◆ Task goal ◆
Check every line of the entries that follow, and copy the ones containing "type".

◆ Structured figure records ◆

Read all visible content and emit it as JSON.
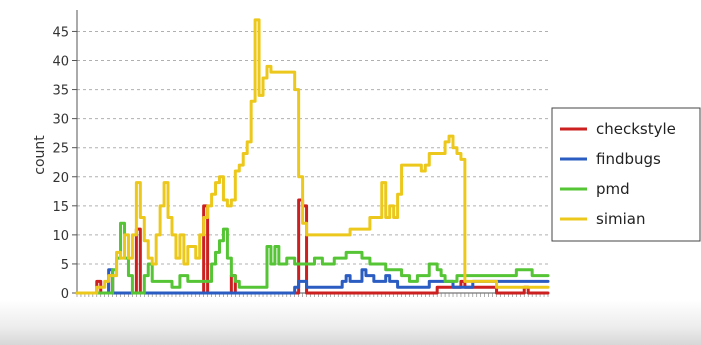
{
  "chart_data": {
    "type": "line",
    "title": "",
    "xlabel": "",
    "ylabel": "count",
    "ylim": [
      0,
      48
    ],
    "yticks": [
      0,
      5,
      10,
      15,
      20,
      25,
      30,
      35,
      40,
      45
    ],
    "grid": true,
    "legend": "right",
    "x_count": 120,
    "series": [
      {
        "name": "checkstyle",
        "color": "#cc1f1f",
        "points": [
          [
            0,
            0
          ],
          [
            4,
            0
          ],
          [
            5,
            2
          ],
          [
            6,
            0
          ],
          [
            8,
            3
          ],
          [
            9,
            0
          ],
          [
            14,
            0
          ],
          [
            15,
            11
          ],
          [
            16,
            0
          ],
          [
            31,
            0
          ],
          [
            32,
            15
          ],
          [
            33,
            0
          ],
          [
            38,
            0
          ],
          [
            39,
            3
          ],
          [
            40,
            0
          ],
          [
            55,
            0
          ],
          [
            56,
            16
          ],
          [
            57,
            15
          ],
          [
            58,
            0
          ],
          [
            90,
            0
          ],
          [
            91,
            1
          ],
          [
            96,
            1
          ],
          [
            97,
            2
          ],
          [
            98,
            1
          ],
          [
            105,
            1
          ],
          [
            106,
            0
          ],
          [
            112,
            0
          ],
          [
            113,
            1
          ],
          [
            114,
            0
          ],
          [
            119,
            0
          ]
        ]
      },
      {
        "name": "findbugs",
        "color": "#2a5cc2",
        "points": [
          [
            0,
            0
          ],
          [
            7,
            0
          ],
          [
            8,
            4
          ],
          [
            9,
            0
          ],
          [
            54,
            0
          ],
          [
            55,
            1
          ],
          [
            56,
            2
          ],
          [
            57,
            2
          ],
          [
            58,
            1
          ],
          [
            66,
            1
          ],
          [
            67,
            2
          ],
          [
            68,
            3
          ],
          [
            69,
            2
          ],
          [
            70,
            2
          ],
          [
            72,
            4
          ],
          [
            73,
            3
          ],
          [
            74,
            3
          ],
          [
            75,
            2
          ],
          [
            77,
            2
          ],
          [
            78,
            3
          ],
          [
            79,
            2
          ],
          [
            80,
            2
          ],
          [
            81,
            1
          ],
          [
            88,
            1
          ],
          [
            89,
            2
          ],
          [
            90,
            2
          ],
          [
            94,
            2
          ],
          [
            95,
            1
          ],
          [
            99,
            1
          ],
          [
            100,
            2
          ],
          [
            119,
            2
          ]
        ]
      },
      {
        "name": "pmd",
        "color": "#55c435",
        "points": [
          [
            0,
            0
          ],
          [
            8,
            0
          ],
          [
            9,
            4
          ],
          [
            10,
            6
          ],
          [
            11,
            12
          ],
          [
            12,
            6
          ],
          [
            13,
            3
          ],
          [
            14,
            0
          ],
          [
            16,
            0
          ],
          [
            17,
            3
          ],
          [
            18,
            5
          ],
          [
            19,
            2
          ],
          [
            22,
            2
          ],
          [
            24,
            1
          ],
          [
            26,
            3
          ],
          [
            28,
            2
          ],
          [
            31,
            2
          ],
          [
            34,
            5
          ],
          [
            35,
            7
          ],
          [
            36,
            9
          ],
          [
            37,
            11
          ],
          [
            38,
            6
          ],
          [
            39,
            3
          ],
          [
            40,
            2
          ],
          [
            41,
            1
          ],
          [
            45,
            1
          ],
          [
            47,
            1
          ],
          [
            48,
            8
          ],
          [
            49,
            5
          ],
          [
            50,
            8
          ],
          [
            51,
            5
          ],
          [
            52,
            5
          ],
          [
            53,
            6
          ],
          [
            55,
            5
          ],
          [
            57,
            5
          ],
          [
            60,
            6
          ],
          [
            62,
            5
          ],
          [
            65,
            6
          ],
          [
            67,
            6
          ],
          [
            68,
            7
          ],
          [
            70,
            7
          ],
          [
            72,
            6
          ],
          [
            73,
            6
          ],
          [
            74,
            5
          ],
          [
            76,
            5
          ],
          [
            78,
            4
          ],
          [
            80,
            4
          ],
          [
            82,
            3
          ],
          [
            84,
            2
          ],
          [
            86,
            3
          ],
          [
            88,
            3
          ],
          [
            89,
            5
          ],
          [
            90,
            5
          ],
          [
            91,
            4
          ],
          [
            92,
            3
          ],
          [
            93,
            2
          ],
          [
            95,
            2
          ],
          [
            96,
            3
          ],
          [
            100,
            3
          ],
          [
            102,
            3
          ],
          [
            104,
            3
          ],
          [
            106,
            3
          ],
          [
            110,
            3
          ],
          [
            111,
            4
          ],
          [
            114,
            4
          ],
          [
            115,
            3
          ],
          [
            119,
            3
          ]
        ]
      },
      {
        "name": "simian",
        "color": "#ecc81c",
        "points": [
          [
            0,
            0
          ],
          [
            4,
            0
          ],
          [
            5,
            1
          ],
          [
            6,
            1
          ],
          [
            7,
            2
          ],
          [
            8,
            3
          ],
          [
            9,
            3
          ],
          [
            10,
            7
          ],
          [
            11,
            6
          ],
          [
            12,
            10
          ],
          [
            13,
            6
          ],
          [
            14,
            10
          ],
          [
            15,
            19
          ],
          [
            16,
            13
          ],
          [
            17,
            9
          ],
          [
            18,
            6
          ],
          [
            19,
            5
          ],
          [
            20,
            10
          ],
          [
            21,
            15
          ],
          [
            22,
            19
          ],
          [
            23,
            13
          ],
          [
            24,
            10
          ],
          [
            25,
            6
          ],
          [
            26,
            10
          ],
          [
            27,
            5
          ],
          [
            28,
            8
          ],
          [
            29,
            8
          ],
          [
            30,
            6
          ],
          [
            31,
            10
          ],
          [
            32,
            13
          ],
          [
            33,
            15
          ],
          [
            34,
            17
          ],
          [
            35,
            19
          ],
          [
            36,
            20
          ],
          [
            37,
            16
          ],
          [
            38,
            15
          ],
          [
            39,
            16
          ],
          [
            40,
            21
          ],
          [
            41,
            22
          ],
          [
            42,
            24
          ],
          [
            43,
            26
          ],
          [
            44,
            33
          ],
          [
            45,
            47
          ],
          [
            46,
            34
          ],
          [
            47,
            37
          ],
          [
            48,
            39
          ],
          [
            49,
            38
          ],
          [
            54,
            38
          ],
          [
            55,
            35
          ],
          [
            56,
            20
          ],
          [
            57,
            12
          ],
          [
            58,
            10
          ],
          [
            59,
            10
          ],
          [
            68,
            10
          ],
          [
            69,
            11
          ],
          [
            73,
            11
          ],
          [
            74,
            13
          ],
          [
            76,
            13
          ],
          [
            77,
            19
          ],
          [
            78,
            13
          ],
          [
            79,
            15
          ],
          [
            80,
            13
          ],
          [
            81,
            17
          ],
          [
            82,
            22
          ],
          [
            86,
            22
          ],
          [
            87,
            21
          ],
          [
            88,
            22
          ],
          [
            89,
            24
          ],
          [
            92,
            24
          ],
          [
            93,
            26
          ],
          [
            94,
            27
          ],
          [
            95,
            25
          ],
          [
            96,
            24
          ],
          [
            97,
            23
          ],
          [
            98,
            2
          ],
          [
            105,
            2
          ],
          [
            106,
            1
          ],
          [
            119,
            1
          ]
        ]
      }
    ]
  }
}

--

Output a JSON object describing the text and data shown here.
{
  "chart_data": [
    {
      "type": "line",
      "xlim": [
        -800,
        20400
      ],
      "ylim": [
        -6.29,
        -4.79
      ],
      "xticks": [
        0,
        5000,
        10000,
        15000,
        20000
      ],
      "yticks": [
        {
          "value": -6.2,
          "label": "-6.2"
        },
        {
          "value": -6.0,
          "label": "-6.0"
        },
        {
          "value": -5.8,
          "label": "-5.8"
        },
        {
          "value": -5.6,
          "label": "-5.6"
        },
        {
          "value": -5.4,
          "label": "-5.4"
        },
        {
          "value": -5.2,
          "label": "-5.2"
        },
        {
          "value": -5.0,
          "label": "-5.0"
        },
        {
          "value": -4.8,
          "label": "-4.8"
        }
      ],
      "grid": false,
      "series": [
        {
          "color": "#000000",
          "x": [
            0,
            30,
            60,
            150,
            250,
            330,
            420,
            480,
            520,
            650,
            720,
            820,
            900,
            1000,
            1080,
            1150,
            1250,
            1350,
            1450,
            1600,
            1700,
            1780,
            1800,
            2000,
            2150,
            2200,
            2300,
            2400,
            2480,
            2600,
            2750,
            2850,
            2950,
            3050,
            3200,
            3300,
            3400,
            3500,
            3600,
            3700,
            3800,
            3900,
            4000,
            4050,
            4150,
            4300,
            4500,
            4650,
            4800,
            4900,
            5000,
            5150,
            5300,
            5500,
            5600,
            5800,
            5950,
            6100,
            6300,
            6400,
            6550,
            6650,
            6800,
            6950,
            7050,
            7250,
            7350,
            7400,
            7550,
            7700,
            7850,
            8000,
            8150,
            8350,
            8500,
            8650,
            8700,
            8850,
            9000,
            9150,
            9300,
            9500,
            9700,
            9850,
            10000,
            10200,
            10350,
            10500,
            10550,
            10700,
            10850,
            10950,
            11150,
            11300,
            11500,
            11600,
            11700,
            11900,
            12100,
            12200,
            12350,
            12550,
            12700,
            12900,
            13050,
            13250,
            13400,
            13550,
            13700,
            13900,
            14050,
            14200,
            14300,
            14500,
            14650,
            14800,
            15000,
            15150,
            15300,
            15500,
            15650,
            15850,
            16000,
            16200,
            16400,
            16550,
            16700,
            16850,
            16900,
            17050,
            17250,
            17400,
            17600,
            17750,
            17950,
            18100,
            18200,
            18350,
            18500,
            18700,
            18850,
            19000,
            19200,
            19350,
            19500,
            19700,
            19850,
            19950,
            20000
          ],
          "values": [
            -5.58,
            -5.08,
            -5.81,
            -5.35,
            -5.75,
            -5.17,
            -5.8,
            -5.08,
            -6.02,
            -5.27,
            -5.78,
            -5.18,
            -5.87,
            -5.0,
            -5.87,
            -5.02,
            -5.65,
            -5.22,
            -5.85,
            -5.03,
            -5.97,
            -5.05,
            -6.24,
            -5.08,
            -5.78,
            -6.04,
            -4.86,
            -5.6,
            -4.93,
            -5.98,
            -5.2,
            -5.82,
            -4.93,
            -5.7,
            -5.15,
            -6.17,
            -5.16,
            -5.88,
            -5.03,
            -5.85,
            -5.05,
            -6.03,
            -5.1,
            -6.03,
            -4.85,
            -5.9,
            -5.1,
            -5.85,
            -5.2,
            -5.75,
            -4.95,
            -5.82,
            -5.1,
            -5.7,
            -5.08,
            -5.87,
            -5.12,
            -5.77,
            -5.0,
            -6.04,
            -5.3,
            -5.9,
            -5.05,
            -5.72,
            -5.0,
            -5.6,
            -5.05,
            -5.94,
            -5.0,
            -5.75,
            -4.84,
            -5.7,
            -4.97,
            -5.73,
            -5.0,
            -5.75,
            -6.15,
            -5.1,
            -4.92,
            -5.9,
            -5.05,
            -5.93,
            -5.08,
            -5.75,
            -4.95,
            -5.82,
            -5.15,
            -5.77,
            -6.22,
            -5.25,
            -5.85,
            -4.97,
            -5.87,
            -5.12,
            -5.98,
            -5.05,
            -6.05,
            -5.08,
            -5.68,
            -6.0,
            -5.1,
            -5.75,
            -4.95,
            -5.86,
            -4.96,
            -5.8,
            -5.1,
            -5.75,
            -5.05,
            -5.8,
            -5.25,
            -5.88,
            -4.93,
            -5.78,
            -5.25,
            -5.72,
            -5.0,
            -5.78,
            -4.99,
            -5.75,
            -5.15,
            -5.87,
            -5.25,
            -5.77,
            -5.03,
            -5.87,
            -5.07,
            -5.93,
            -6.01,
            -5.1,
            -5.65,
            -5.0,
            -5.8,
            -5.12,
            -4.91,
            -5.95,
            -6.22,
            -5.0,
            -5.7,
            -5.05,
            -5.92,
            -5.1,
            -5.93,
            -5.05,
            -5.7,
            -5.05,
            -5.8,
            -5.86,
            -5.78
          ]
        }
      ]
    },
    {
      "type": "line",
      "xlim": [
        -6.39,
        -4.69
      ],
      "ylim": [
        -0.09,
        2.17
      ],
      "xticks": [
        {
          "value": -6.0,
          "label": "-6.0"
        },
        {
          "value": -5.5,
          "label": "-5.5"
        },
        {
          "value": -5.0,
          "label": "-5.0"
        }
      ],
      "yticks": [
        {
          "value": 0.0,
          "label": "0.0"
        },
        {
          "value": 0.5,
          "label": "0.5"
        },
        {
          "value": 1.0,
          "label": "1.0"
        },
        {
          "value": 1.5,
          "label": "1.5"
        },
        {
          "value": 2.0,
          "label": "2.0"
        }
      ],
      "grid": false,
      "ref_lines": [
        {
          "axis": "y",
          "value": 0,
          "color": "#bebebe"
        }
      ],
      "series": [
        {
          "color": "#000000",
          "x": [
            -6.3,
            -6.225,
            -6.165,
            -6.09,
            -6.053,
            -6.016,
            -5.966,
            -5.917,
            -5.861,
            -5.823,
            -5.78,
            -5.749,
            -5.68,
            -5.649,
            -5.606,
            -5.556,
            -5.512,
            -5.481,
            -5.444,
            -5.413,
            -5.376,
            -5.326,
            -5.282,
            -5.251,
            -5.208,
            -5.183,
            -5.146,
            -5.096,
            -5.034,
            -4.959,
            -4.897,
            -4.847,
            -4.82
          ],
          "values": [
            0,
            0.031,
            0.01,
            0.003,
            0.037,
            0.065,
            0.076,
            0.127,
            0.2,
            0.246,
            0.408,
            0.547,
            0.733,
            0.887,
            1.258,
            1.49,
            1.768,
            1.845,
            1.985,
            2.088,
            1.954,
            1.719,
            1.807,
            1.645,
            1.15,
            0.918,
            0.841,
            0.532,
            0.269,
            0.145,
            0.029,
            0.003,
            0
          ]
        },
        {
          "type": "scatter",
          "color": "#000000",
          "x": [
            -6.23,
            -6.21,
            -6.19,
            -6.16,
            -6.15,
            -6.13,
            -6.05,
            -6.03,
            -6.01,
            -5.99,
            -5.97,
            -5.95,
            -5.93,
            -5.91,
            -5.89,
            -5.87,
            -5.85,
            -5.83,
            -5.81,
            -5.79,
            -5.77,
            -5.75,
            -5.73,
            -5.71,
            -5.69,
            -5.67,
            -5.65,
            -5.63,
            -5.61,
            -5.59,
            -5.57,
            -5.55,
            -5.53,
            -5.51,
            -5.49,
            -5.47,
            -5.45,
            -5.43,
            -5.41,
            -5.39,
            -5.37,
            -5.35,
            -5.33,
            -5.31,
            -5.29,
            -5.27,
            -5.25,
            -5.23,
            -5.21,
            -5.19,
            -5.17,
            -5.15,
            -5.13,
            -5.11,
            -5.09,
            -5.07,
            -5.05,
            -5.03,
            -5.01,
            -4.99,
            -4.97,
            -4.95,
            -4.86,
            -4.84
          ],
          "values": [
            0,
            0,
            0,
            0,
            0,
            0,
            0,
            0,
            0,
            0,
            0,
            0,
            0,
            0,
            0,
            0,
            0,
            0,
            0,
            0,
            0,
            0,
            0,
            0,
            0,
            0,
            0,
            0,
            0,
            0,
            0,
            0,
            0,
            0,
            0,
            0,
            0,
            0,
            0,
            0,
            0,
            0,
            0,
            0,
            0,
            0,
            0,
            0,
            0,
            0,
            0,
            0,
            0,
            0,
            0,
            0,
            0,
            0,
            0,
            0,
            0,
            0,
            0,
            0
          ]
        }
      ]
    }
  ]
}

◆ Task answer ◆
    "type": "line",
      "type": "line",
      "type": "line",
          "type": "scatter",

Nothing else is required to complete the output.